**ENTRIES PROVIDED**:
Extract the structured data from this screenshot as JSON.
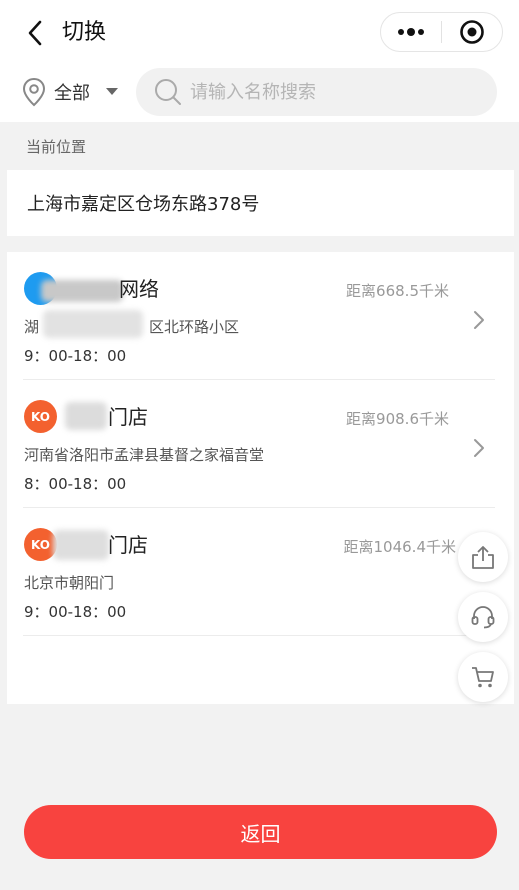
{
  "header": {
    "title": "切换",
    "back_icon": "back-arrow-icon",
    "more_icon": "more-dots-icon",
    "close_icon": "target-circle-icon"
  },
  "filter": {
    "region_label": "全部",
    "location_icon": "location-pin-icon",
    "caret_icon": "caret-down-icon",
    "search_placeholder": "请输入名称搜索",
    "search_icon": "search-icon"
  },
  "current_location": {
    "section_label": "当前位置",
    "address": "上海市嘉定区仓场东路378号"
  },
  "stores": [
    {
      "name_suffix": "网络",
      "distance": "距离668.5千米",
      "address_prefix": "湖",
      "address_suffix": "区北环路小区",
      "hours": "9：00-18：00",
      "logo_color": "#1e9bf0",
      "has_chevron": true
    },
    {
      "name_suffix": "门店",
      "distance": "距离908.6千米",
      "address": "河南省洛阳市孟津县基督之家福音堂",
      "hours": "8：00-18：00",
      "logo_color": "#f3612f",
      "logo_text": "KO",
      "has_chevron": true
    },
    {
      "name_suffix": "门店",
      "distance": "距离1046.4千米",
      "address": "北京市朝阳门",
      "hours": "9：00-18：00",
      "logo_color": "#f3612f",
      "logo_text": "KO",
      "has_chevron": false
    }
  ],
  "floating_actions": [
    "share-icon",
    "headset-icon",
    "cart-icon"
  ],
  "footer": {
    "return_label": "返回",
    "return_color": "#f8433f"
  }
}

**WORK TO DO**:
Every line of the listing that holds "icon" should be found and copied.

**OUTPUT FOR THIS TASK**:
    "back_icon": "back-arrow-icon",
    "more_icon": "more-dots-icon",
    "close_icon": "target-circle-icon"
    "location_icon": "location-pin-icon",
    "caret_icon": "caret-down-icon",
    "search_icon": "search-icon"
    "share-icon",
    "headset-icon",
    "cart-icon"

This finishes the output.